-- Directive --
Each entry below should be returned exactly as is, with the pictures removed.

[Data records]
****************

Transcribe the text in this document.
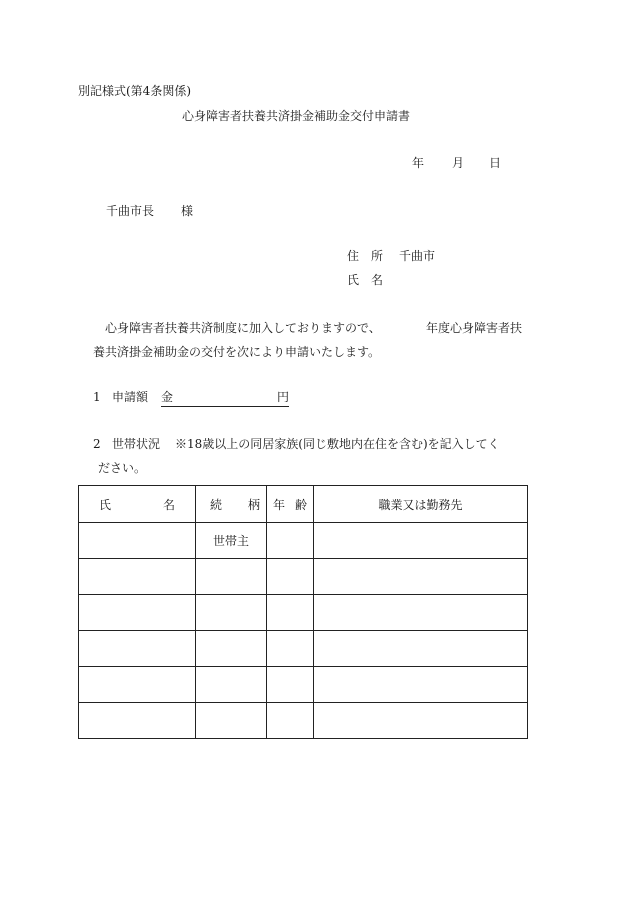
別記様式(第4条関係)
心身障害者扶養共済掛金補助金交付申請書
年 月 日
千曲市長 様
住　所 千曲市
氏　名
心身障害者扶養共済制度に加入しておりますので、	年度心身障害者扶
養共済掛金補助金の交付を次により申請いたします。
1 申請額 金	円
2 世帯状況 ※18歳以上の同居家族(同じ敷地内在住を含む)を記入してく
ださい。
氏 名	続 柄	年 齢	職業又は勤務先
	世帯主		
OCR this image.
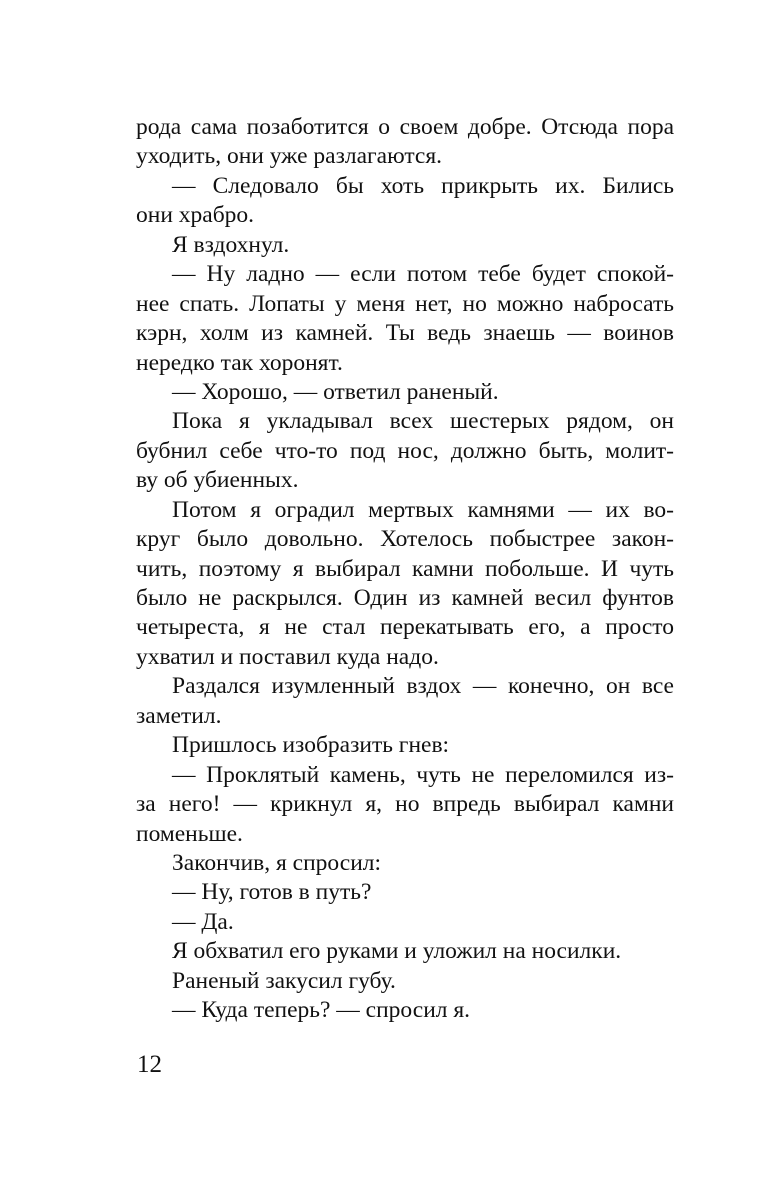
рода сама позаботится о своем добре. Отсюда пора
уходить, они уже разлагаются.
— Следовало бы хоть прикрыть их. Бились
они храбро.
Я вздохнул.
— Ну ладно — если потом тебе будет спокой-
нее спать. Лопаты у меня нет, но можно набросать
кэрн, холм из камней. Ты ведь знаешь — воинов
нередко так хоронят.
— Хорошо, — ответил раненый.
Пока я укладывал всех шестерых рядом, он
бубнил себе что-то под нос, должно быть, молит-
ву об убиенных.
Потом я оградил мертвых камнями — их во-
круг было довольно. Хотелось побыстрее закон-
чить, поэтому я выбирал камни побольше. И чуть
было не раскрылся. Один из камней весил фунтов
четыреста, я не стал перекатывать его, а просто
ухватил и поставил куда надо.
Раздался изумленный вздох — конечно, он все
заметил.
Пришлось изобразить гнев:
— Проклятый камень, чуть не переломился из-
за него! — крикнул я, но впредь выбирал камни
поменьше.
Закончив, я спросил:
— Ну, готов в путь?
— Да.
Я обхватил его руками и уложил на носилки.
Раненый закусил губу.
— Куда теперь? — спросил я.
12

****************

-- Solved exercise --
Transcribe the text in this document.
別記様式(第4条関係)
心身障害者扶養共済掛金補助金交付申請書
年 月 日
千曲市長 様
住　所 千曲市
氏　名
心身障害者扶養共済制度に加入しておりますので、	年度心身障害者扶
養共済掛金補助金の交付を次により申請いたします。
1 申請額 金	円
2 世帯状況 ※18歳以上の同居家族(同じ敷地内在住を含む)を記入してく
ださい。
氏 名	続 柄	年 齢	職業又は勤務先
	世帯主		
OCR this image.
рода сама позаботится о своем добре. Отсюда пора
уходить, они уже разлагаются.
— Следовало бы хоть прикрыть их. Бились
они храбро.
Я вздохнул.
— Ну ладно — если потом тебе будет спокой-
нее спать. Лопаты у меня нет, но можно набросать
кэрн, холм из камней. Ты ведь знаешь — воинов
нередко так хоронят.
— Хорошо, — ответил раненый.
Пока я укладывал всех шестерых рядом, он
бубнил себе что-то под нос, должно быть, молит-
ву об убиенных.
Потом я оградил мертвых камнями — их во-
круг было довольно. Хотелось побыстрее закон-
чить, поэтому я выбирал камни побольше. И чуть
было не раскрылся. Один из камней весил фунтов
четыреста, я не стал перекатывать его, а просто
ухватил и поставил куда надо.
Раздался изумленный вздох — конечно, он все
заметил.
Пришлось изобразить гнев:
— Проклятый камень, чуть не переломился из-
за него! — крикнул я, но впредь выбирал камни
поменьше.
Закончив, я спросил:
— Ну, готов в путь?
— Да.
Я обхватил его руками и уложил на носилки.
Раненый закусил губу.
— Куда теперь? — спросил я.
12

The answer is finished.